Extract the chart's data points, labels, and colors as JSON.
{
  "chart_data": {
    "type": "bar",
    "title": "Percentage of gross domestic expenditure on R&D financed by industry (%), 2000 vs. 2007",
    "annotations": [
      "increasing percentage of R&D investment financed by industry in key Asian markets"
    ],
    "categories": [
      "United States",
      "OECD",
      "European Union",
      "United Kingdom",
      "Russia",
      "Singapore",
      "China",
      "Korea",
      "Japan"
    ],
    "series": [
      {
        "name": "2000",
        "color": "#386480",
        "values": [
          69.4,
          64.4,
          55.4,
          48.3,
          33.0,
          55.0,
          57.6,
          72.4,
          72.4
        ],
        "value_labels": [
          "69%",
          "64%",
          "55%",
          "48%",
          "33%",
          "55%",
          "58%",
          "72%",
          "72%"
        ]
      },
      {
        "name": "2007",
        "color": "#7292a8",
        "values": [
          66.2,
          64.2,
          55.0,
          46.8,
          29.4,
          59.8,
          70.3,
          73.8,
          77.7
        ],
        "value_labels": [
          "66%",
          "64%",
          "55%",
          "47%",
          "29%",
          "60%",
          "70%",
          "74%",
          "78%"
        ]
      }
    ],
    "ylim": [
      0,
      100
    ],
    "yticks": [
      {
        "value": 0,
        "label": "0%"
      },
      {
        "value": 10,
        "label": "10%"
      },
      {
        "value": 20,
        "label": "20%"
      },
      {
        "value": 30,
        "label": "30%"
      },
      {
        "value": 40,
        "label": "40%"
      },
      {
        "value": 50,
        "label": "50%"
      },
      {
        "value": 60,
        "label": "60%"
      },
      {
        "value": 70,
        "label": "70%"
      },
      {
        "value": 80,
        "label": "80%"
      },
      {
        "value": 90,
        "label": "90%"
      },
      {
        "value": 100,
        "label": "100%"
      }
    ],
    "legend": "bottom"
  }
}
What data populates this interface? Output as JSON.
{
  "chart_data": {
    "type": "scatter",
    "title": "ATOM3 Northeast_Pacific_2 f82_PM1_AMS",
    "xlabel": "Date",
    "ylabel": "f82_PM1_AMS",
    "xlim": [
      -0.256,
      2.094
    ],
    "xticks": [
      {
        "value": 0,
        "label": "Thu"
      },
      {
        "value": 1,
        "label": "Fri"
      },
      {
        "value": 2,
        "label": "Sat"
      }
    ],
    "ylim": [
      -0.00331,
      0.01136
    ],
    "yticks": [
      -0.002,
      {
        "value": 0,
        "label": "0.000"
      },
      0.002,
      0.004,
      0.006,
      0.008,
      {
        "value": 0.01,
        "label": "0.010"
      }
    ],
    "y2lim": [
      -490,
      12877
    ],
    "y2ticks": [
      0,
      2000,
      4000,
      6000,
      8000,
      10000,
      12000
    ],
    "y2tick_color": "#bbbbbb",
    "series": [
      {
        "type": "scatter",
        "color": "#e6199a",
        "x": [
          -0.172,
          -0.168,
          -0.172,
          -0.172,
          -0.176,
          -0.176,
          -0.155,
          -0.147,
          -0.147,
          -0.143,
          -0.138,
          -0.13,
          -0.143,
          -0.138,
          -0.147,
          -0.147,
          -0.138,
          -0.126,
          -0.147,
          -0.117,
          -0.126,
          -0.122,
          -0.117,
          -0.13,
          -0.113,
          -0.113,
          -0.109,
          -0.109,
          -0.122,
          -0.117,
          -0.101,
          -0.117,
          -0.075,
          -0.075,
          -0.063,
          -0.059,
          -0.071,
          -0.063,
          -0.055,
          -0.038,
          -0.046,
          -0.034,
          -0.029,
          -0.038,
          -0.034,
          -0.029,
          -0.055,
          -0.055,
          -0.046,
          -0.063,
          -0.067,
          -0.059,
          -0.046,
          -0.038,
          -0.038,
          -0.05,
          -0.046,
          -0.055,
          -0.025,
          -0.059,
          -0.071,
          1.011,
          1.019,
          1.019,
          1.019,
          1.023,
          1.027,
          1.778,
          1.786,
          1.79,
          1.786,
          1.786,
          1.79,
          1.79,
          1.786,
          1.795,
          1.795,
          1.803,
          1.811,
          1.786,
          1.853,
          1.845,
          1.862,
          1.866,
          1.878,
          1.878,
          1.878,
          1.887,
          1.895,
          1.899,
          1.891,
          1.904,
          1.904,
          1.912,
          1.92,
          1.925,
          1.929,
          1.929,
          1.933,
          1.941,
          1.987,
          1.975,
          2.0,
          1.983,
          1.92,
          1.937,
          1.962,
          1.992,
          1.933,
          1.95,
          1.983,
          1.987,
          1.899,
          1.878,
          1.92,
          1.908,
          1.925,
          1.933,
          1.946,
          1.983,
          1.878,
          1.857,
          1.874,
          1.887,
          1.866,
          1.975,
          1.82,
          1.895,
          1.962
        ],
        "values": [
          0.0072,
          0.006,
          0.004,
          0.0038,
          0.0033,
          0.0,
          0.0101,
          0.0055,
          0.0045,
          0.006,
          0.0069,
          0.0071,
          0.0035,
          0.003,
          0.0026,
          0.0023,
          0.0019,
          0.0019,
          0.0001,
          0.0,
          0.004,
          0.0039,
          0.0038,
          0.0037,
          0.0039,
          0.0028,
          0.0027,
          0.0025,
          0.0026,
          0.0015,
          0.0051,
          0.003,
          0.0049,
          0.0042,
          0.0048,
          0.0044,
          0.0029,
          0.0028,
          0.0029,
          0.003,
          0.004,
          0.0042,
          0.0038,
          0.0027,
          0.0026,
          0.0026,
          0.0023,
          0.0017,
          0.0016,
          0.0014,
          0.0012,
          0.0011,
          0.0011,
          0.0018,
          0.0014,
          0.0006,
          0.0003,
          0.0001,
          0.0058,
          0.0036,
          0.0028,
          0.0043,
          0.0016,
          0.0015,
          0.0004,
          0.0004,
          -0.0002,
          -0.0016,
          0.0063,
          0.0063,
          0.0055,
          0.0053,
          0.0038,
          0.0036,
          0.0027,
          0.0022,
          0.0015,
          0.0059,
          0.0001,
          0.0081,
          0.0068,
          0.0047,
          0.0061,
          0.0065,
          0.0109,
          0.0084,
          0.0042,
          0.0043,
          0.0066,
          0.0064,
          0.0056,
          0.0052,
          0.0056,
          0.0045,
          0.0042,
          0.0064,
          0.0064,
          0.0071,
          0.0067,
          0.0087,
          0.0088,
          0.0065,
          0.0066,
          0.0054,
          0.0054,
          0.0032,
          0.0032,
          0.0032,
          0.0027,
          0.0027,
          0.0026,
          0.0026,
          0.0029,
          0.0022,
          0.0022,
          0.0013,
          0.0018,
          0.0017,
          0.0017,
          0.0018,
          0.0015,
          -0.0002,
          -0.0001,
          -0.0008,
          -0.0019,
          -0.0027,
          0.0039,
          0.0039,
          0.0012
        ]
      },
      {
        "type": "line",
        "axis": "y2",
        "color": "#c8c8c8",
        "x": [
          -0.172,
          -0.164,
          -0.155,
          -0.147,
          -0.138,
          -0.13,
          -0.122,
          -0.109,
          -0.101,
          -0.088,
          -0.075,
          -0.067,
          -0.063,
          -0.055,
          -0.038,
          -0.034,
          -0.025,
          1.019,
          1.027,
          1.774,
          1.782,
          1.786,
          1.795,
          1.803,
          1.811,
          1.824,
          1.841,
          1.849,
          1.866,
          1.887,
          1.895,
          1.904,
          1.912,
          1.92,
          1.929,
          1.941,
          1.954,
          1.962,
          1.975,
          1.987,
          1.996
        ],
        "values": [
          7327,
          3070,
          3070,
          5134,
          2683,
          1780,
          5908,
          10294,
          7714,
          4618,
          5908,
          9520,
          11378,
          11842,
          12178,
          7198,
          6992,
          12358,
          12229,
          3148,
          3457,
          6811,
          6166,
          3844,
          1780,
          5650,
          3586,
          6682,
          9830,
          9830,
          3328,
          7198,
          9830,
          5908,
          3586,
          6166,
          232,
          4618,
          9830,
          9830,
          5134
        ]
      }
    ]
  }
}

◆ What is needed ◆
Respond with the number of lines containing "industry" and no additional words.

◆ Full solution ◆
2